• **The exercise**:
Compile every line that includes the word "инспектор".

========

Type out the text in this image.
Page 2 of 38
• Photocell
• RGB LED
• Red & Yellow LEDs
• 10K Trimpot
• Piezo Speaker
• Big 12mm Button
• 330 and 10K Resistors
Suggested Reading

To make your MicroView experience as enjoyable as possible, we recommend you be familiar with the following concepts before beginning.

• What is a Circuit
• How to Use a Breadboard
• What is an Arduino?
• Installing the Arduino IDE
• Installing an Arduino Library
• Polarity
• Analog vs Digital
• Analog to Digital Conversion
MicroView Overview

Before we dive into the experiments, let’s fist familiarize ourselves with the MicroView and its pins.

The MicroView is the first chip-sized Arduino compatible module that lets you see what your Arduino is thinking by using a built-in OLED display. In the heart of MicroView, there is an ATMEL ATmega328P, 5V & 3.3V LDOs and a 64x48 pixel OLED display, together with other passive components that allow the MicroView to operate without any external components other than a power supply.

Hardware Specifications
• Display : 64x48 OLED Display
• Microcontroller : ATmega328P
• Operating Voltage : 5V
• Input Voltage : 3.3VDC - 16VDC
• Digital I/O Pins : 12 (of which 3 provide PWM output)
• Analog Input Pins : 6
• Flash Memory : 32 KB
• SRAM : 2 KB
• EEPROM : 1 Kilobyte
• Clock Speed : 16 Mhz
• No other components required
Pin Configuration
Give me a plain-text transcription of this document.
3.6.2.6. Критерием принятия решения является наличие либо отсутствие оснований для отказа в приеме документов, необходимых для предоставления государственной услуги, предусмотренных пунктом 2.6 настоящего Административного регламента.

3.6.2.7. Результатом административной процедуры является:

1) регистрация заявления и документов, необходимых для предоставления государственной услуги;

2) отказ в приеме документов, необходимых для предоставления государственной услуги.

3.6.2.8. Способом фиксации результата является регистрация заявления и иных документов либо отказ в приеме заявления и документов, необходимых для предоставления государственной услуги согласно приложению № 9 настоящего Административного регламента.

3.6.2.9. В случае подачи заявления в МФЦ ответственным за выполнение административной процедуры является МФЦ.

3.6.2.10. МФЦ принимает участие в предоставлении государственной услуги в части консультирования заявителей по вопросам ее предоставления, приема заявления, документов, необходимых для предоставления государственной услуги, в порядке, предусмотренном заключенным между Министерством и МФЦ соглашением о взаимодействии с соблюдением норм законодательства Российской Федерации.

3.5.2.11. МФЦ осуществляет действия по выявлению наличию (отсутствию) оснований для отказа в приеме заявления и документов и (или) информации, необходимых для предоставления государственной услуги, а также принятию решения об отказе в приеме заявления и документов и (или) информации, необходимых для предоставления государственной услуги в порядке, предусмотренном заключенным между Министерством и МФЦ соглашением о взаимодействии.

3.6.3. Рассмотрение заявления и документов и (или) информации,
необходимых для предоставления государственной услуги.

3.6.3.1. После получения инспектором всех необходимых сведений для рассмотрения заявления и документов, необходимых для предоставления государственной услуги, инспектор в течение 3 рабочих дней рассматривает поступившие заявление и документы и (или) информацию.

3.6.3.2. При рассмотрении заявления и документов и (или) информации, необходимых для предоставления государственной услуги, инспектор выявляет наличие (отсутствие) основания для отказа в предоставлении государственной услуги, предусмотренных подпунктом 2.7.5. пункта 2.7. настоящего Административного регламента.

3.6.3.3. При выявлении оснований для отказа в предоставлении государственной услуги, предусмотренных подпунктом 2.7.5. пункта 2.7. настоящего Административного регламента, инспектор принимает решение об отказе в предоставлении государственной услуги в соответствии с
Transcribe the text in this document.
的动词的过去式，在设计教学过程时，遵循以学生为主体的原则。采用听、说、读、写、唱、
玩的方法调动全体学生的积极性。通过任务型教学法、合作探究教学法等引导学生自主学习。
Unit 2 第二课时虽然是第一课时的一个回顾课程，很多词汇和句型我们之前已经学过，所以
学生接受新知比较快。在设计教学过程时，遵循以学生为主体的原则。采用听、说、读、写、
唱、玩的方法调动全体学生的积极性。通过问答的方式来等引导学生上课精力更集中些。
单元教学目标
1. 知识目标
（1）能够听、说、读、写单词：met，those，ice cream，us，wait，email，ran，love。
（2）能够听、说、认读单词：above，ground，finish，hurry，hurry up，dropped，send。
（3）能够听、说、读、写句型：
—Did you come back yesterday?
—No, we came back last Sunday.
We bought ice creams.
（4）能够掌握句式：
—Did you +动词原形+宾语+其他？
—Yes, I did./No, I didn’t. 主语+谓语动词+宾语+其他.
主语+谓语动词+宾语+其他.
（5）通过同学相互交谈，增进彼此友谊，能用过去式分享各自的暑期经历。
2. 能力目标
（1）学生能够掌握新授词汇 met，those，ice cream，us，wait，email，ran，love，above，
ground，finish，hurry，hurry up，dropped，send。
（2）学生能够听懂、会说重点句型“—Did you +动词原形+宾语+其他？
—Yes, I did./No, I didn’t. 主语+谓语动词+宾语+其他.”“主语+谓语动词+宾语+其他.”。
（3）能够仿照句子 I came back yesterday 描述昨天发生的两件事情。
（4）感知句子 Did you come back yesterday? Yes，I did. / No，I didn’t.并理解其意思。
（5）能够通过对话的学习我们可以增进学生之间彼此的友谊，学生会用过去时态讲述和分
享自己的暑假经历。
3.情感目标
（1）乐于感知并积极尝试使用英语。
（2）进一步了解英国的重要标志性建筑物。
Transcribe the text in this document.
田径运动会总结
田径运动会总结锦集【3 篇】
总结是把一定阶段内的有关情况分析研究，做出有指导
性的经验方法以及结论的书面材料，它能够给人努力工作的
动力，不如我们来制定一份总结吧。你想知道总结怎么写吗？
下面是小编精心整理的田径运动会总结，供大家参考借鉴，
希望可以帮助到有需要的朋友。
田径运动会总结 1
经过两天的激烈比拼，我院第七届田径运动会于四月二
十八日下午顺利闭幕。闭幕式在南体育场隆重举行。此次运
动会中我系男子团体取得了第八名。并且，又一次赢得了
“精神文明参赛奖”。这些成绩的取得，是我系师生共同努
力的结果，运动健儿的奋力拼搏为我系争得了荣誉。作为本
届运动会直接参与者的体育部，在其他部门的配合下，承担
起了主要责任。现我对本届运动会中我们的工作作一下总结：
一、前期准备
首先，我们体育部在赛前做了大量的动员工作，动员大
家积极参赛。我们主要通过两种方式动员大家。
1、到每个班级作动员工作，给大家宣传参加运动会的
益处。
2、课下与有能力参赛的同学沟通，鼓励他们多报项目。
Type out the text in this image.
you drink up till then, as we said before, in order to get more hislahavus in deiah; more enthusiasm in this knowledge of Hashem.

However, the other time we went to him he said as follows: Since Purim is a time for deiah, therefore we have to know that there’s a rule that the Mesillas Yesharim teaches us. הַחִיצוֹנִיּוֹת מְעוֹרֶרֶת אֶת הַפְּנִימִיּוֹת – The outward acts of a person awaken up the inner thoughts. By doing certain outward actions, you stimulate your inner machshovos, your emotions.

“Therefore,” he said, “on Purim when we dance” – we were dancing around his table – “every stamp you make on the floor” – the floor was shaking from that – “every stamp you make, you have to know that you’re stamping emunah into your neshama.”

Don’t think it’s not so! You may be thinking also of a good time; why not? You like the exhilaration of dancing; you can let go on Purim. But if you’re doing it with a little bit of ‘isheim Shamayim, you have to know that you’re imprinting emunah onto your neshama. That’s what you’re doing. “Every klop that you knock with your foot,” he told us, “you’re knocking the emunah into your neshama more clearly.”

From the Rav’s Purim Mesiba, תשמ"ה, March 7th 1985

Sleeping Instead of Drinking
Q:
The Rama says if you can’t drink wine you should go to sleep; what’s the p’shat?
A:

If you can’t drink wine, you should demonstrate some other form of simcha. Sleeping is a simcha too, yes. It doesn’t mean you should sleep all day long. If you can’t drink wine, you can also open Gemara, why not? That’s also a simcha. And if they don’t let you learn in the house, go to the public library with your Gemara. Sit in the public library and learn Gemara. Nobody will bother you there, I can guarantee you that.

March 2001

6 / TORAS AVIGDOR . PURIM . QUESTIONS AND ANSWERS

========

• **Correct response**:
3.6.3.1. После получения инспектором всех необходимых сведений для рассмотрения заявления и документов, необходимых для предоставления государственной услуги, инспектор в течение 3 рабочих дней рассматривает поступившие заявление и документы и (или) информацию.
3.6.3.2. При рассмотрении заявления и документов и (или) информации, необходимых для предоставления государственной услуги, инспектор выявляет наличие (отсутствие) основания для отказа в предоставлении государственной услуги, предусмотренных подпунктом 2.7.5. пункта 2.7. настоящего Административного регламента.
3.6.3.3. При выявлении оснований для отказа в предоставлении государственной услуги, предусмотренных подпунктом 2.7.5. пункта 2.7. настоящего Административного регламента, инспектор принимает решение об отказе в предоставлении государственной услуги в соответствии с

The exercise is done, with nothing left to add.